SUPPLIED DATA:

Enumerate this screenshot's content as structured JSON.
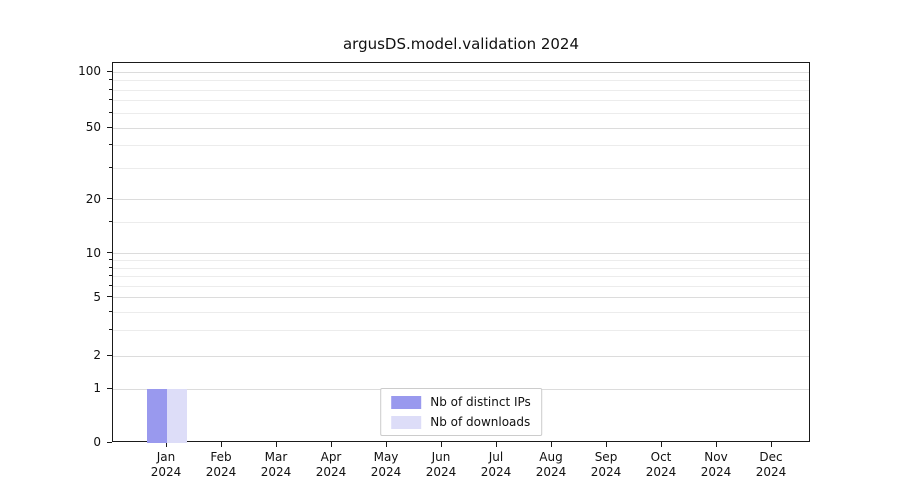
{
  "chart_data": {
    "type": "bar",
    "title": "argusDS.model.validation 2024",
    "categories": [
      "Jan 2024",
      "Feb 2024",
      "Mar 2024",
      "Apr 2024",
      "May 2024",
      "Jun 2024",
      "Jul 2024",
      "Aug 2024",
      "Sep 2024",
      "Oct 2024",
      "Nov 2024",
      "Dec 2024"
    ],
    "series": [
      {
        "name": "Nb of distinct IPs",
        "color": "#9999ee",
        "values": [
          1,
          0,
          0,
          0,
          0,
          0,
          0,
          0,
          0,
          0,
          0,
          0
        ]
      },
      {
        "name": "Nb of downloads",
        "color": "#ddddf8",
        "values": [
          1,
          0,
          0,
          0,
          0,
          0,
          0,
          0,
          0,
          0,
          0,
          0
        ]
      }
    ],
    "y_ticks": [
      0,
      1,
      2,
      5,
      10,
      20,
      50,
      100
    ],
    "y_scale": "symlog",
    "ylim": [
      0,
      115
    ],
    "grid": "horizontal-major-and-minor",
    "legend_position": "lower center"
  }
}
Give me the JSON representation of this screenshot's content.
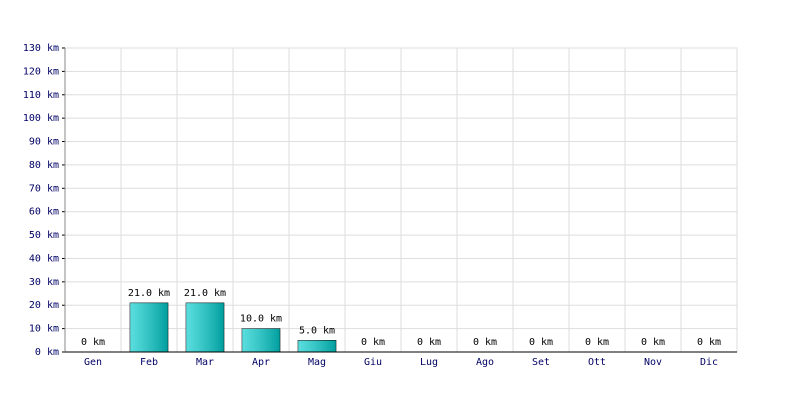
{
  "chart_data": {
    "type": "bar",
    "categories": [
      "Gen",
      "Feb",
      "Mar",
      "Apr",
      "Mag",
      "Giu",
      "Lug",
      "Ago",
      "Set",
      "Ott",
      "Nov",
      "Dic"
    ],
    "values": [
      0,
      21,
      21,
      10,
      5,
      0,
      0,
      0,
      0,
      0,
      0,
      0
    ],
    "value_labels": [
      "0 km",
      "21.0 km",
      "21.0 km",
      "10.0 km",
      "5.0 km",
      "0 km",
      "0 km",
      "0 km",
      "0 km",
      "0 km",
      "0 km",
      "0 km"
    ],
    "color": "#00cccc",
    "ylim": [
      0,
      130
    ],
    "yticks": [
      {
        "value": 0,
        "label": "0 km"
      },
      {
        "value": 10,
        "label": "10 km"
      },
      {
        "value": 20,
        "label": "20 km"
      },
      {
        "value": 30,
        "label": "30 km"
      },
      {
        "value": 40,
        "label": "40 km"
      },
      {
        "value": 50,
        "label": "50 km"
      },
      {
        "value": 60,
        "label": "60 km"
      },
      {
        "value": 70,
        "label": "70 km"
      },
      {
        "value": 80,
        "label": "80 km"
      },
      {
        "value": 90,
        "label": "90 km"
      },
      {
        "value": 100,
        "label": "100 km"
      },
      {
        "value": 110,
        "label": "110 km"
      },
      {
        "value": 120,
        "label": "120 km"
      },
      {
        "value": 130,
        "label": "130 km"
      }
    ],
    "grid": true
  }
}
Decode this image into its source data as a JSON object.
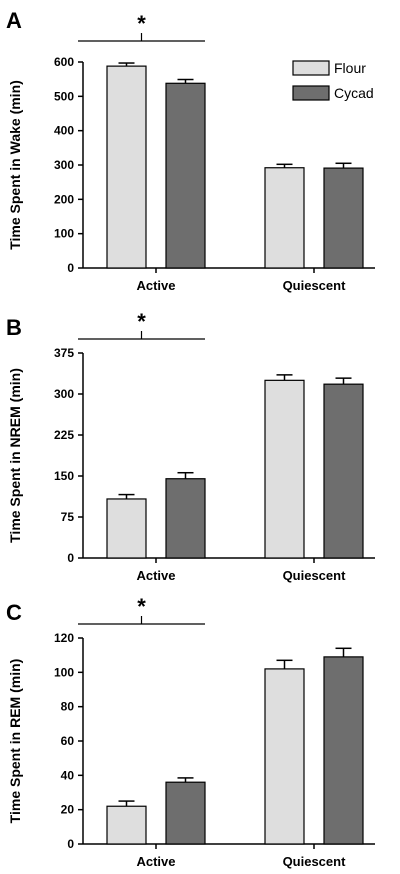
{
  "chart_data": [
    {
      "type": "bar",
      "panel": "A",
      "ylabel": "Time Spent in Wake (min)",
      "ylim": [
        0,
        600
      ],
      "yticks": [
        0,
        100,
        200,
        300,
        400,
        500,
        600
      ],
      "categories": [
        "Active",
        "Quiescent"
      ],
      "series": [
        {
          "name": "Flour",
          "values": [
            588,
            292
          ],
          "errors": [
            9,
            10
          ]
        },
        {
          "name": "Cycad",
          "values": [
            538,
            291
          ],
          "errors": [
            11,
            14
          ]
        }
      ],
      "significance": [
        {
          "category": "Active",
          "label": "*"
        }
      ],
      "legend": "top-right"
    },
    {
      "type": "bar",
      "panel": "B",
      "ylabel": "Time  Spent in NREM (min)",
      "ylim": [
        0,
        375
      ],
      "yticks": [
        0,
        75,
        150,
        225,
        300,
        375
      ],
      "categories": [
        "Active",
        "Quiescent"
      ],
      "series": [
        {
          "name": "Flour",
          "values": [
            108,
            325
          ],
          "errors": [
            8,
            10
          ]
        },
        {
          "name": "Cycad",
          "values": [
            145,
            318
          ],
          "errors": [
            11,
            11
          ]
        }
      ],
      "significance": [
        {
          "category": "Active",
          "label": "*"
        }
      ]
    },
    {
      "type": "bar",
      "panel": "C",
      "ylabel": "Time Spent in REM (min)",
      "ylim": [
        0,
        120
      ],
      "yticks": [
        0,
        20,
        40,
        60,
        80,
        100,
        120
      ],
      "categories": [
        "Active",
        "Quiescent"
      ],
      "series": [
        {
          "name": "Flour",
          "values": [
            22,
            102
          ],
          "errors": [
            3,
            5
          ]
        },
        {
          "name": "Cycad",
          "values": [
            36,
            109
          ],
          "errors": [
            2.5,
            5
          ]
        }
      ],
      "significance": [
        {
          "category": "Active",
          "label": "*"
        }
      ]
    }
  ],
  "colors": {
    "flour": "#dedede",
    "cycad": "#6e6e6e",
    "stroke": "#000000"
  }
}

THE TASK: Repeat all the data as it stands, dropping any images it holds.

FINAL RESULT:
Enumerate this screenshot's content as structured JSON.
{
  "chart_data": {
    "type": "bar",
    "title": "argusDS.model.validation 2024",
    "categories": [
      "Jan 2024",
      "Feb 2024",
      "Mar 2024",
      "Apr 2024",
      "May 2024",
      "Jun 2024",
      "Jul 2024",
      "Aug 2024",
      "Sep 2024",
      "Oct 2024",
      "Nov 2024",
      "Dec 2024"
    ],
    "series": [
      {
        "name": "Nb of distinct IPs",
        "color": "#9999ee",
        "values": [
          1,
          0,
          0,
          0,
          0,
          0,
          0,
          0,
          0,
          0,
          0,
          0
        ]
      },
      {
        "name": "Nb of downloads",
        "color": "#ddddf8",
        "values": [
          1,
          0,
          0,
          0,
          0,
          0,
          0,
          0,
          0,
          0,
          0,
          0
        ]
      }
    ],
    "y_ticks": [
      0,
      1,
      2,
      5,
      10,
      20,
      50,
      100
    ],
    "y_scale": "symlog",
    "ylim": [
      0,
      115
    ],
    "grid": "horizontal-major-and-minor",
    "legend_position": "lower center"
  }
}
Give me the JSON representation of this screenshot's content.
{
  "chart_data": {
    "type": "bar",
    "categories": [
      "Gen",
      "Feb",
      "Mar",
      "Apr",
      "Mag",
      "Giu",
      "Lug",
      "Ago",
      "Set",
      "Ott",
      "Nov",
      "Dic"
    ],
    "values": [
      0,
      21,
      21,
      10,
      5,
      0,
      0,
      0,
      0,
      0,
      0,
      0
    ],
    "value_labels": [
      "0 km",
      "21.0 km",
      "21.0 km",
      "10.0 km",
      "5.0 km",
      "0 km",
      "0 km",
      "0 km",
      "0 km",
      "0 km",
      "0 km",
      "0 km"
    ],
    "color": "#00cccc",
    "ylim": [
      0,
      130
    ],
    "yticks": [
      {
        "value": 0,
        "label": "0 km"
      },
      {
        "value": 10,
        "label": "10 km"
      },
      {
        "value": 20,
        "label": "20 km"
      },
      {
        "value": 30,
        "label": "30 km"
      },
      {
        "value": 40,
        "label": "40 km"
      },
      {
        "value": 50,
        "label": "50 km"
      },
      {
        "value": 60,
        "label": "60 km"
      },
      {
        "value": 70,
        "label": "70 km"
      },
      {
        "value": 80,
        "label": "80 km"
      },
      {
        "value": 90,
        "label": "90 km"
      },
      {
        "value": 100,
        "label": "100 km"
      },
      {
        "value": 110,
        "label": "110 km"
      },
      {
        "value": 120,
        "label": "120 km"
      },
      {
        "value": 130,
        "label": "130 km"
      }
    ],
    "grid": true
  }
}
Decode this image into its source data as a JSON object.
{
  "chart_data": [
    {
      "type": "bar",
      "panel": "A",
      "ylabel": "Time Spent in Wake (min)",
      "ylim": [
        0,
        600
      ],
      "yticks": [
        0,
        100,
        200,
        300,
        400,
        500,
        600
      ],
      "categories": [
        "Active",
        "Quiescent"
      ],
      "series": [
        {
          "name": "Flour",
          "values": [
            588,
            292
          ],
          "errors": [
            9,
            10
          ]
        },
        {
          "name": "Cycad",
          "values": [
            538,
            291
          ],
          "errors": [
            11,
            14
          ]
        }
      ],
      "significance": [
        {
          "category": "Active",
          "label": "*"
        }
      ],
      "legend": "top-right"
    },
    {
      "type": "bar",
      "panel": "B",
      "ylabel": "Time  Spent in NREM (min)",
      "ylim": [
        0,
        375
      ],
      "yticks": [
        0,
        75,
        150,
        225,
        300,
        375
      ],
      "categories": [
        "Active",
        "Quiescent"
      ],
      "series": [
        {
          "name": "Flour",
          "values": [
            108,
            325
          ],
          "errors": [
            8,
            10
          ]
        },
        {
          "name": "Cycad",
          "values": [
            145,
            318
          ],
          "errors": [
            11,
            11
          ]
        }
      ],
      "significance": [
        {
          "category": "Active",
          "label": "*"
        }
      ]
    },
    {
      "type": "bar",
      "panel": "C",
      "ylabel": "Time Spent in REM (min)",
      "ylim": [
        0,
        120
      ],
      "yticks": [
        0,
        20,
        40,
        60,
        80,
        100,
        120
      ],
      "categories": [
        "Active",
        "Quiescent"
      ],
      "series": [
        {
          "name": "Flour",
          "values": [
            22,
            102
          ],
          "errors": [
            3,
            5
          ]
        },
        {
          "name": "Cycad",
          "values": [
            36,
            109
          ],
          "errors": [
            2.5,
            5
          ]
        }
      ],
      "significance": [
        {
          "category": "Active",
          "label": "*"
        }
      ]
    }
  ],
  "colors": {
    "flour": "#dedede",
    "cycad": "#6e6e6e",
    "stroke": "#000000"
  }
}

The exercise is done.